* Work to do *
Print all of the data exactly as written.

______________________________

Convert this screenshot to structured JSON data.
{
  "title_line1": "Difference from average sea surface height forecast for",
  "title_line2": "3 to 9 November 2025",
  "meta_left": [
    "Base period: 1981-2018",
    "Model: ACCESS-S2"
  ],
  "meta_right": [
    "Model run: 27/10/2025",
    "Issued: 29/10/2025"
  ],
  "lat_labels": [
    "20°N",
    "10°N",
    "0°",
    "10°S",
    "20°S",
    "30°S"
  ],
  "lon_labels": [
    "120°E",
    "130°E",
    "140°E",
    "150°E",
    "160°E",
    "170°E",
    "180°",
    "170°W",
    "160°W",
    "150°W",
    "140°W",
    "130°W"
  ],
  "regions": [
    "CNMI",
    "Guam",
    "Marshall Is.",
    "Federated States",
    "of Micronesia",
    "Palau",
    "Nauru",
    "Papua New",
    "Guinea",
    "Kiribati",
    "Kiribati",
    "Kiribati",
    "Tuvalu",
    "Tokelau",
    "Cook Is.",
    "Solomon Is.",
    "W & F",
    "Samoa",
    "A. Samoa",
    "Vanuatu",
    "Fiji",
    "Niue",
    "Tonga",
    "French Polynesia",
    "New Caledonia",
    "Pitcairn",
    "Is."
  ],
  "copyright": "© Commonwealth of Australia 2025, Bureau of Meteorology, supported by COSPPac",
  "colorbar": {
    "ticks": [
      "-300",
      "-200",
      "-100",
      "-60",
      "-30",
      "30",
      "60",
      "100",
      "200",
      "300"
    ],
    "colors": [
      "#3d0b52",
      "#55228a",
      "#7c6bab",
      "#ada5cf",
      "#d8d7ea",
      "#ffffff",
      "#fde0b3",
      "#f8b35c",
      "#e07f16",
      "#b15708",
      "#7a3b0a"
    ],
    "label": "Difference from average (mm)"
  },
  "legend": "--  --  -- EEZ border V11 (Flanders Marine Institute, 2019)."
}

______________________________

* Full response *
Convert this screenshot to structured JSON data.
{
  "title_line1": "Difference from average sea surface height forecast for",
  "title_line2": "3 to 9 November 2025",
  "meta_left": [
    "Base period: 1981-2018",
    "Model: ACCESS-S2"
  ],
  "meta_right": [
    "Model run: 27/10/2025",
    "Issued: 29/10/2025"
  ],
  "lat_labels": [
    "20°N",
    "10°N",
    "0°",
    "10°S",
    "20°S",
    "30°S"
  ],
  "lon_labels": [
    "120°E",
    "130°E",
    "140°E",
    "150°E",
    "160°E",
    "170°E",
    "180°",
    "170°W",
    "160°W",
    "150°W",
    "140°W",
    "130°W"
  ],
  "regions": [
    "CNMI",
    "Guam",
    "Marshall Is.",
    "Federated States",
    "of Micronesia",
    "Palau",
    "Nauru",
    "Papua New",
    "Guinea",
    "Kiribati",
    "Kiribati",
    "Kiribati",
    "Tuvalu",
    "Tokelau",
    "Cook Is.",
    "Solomon Is.",
    "W & F",
    "Samoa",
    "A. Samoa",
    "Vanuatu",
    "Fiji",
    "Niue",
    "Tonga",
    "French Polynesia",
    "New Caledonia",
    "Pitcairn",
    "Is."
  ],
  "copyright": "© Commonwealth of Australia 2025, Bureau of Meteorology, supported by COSPPac",
  "colorbar": {
    "ticks": [
      "-300",
      "-200",
      "-100",
      "-60",
      "-30",
      "30",
      "60",
      "100",
      "200",
      "300"
    ],
    "colors": [
      "#3d0b52",
      "#55228a",
      "#7c6bab",
      "#ada5cf",
      "#d8d7ea",
      "#ffffff",
      "#fde0b3",
      "#f8b35c",
      "#e07f16",
      "#b15708",
      "#7a3b0a"
    ],
    "label": "Difference from average (mm)"
  },
  "legend": "--  --  -- EEZ border V11 (Flanders Marine Institute, 2019)."
}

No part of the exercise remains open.